- _Box annotation data_:
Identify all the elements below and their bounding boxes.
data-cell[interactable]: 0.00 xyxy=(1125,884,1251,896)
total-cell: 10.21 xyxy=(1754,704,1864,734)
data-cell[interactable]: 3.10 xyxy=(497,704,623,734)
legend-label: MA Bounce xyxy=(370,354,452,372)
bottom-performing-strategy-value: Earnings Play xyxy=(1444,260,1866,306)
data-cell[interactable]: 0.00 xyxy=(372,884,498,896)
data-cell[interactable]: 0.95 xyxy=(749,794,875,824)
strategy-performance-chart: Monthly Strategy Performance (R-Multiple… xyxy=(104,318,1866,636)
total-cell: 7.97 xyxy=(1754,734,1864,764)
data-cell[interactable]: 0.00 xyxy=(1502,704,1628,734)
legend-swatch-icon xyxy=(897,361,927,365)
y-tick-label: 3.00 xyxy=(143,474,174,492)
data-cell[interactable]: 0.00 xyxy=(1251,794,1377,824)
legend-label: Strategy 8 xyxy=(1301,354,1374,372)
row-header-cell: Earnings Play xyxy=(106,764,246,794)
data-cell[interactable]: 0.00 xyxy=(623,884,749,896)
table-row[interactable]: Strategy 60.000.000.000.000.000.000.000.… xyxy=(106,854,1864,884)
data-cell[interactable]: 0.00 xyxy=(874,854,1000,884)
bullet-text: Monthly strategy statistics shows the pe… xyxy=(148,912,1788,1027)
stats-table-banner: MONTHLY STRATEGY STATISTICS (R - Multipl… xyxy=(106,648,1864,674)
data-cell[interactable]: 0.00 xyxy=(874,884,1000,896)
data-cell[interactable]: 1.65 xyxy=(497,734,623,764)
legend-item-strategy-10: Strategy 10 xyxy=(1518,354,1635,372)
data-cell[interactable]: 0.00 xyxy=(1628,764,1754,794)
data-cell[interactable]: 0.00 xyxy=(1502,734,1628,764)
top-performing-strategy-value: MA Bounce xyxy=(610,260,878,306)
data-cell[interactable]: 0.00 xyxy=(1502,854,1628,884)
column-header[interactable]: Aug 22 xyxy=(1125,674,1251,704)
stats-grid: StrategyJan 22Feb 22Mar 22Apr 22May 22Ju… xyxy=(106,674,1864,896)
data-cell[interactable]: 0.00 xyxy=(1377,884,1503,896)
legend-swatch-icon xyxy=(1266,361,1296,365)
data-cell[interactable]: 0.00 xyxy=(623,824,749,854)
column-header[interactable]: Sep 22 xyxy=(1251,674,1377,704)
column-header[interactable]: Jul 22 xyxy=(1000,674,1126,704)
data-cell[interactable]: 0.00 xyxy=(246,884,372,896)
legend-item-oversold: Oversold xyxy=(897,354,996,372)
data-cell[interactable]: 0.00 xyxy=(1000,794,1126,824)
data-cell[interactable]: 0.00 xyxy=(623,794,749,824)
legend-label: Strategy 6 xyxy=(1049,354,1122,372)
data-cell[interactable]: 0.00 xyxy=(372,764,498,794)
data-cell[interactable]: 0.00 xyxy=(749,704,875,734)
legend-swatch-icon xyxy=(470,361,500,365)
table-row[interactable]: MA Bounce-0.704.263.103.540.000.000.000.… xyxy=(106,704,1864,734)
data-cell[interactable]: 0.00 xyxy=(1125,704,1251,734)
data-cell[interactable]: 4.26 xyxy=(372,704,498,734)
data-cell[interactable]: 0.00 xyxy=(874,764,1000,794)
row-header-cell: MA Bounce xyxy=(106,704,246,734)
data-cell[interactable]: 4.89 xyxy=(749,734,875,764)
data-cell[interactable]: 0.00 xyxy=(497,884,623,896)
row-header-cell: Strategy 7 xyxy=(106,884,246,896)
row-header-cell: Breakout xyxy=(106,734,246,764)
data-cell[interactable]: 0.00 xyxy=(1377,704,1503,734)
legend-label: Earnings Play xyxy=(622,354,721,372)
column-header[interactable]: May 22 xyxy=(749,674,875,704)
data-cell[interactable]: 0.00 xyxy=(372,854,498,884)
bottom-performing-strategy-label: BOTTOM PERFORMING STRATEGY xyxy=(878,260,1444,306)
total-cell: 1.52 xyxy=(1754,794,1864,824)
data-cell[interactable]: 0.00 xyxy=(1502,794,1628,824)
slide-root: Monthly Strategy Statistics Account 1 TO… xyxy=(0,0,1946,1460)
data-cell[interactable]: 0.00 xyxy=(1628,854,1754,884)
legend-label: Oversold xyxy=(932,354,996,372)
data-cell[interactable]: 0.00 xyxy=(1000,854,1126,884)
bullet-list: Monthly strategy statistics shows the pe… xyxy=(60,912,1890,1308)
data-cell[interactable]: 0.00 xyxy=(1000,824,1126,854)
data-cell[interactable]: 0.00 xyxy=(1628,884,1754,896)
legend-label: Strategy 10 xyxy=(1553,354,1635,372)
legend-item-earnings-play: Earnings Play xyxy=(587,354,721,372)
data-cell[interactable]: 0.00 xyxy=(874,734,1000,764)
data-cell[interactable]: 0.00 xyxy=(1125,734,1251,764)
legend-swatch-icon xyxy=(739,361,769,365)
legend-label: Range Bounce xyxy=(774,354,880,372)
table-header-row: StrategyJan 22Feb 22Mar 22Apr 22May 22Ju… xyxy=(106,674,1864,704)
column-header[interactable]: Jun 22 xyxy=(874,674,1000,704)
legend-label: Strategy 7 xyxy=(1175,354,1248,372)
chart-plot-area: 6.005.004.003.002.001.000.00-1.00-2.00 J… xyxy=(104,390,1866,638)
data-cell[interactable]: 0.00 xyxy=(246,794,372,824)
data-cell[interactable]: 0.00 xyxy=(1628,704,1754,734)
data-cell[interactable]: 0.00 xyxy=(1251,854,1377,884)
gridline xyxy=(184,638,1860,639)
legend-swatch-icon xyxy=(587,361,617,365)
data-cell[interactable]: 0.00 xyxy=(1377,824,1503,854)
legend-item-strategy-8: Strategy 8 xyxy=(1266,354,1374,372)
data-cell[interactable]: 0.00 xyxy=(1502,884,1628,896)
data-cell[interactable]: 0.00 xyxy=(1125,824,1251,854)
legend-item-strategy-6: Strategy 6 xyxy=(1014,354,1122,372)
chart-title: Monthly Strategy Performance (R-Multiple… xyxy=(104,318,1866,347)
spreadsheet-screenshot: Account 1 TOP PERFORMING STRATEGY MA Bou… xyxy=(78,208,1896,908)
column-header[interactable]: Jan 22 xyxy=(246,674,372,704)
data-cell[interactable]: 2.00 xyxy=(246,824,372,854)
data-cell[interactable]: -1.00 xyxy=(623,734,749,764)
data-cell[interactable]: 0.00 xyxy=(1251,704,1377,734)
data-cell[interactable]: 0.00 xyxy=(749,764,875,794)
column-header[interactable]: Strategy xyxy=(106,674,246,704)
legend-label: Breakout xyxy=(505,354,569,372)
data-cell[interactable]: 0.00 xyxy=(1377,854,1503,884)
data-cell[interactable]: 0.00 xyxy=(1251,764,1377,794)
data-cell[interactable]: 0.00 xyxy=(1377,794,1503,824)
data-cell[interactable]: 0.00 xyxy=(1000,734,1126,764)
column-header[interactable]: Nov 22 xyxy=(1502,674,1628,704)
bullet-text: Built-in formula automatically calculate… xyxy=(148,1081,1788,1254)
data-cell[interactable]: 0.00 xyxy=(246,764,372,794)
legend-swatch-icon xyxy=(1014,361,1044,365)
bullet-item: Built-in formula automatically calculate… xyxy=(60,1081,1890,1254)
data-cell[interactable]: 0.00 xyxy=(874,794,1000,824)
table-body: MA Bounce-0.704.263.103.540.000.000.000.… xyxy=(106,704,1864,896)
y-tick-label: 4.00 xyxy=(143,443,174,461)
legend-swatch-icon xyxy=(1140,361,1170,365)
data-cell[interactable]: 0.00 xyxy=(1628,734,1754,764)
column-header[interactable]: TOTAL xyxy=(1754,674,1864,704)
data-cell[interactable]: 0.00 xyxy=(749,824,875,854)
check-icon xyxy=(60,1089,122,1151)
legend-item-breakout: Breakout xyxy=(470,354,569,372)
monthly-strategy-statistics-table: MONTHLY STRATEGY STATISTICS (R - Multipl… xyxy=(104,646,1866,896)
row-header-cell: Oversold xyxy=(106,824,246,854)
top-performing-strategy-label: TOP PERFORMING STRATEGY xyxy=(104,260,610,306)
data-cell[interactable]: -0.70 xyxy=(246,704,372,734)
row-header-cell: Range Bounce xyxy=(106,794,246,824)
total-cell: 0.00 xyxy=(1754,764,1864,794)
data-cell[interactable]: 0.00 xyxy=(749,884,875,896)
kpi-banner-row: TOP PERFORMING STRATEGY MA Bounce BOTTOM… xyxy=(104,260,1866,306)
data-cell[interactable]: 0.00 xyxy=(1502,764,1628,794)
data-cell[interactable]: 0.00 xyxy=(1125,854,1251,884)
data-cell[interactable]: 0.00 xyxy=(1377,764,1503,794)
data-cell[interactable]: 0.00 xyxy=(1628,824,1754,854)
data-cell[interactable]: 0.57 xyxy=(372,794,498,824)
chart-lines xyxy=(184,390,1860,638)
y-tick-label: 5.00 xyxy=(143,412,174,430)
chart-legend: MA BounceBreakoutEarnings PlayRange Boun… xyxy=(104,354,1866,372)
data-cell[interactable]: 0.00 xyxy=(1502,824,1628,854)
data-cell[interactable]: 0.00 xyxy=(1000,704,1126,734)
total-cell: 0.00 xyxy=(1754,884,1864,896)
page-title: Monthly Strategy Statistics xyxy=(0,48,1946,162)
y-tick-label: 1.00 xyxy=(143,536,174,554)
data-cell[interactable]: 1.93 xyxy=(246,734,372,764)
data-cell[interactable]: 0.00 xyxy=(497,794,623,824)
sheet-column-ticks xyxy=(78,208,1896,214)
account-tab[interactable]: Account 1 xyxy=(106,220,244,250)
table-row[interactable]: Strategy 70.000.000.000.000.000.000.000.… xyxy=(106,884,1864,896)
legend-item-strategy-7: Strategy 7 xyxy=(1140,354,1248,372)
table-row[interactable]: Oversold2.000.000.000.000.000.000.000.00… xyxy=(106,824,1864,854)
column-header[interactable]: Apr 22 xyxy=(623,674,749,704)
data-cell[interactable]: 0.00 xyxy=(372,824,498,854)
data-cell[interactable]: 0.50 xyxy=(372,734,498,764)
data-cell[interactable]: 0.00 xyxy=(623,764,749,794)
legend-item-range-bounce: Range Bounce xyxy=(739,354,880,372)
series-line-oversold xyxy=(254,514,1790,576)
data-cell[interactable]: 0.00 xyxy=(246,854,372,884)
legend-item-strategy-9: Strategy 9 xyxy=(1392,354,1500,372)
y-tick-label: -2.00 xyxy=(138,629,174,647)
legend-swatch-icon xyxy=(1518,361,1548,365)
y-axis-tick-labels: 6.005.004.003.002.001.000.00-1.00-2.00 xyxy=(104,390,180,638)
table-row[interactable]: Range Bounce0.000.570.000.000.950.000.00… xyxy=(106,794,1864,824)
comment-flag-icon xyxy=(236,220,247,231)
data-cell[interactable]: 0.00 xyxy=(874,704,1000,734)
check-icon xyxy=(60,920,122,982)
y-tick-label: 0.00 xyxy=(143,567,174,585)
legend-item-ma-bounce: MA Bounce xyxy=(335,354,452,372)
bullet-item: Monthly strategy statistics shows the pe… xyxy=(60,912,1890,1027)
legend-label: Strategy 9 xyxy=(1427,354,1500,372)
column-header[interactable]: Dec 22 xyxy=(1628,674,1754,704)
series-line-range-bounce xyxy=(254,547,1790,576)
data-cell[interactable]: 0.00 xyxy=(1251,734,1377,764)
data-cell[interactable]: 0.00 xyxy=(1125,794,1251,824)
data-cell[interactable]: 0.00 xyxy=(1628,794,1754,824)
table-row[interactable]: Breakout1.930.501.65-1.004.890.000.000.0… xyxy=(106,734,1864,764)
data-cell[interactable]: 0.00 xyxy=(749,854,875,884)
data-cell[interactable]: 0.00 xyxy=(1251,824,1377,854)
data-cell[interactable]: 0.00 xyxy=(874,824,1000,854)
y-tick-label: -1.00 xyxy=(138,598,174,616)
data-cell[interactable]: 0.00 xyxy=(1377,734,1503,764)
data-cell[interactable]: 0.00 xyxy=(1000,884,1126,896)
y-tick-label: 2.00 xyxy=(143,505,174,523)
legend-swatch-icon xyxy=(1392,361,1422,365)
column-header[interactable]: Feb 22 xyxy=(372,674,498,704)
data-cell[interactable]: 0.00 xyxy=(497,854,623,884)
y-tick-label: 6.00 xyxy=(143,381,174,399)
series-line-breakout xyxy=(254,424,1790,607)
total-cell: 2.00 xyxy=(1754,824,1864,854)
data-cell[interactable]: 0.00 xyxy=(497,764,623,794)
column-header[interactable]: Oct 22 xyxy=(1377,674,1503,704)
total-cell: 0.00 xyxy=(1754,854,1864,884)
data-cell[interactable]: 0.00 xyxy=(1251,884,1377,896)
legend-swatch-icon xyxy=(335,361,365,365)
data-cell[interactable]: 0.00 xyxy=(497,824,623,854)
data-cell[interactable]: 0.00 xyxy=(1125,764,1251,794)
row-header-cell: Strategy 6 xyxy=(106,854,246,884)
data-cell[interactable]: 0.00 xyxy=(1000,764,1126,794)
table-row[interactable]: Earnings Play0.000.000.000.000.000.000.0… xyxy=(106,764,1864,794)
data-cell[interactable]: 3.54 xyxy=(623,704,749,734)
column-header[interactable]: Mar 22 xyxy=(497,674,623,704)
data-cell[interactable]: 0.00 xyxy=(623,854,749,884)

- _PROBLEM DESCRIPTION_:
Count the lines in the records above that contain the string "formula", treating uppercase and lowercase as distinct, and give only the number.

- _TASK RESPONSE_:
2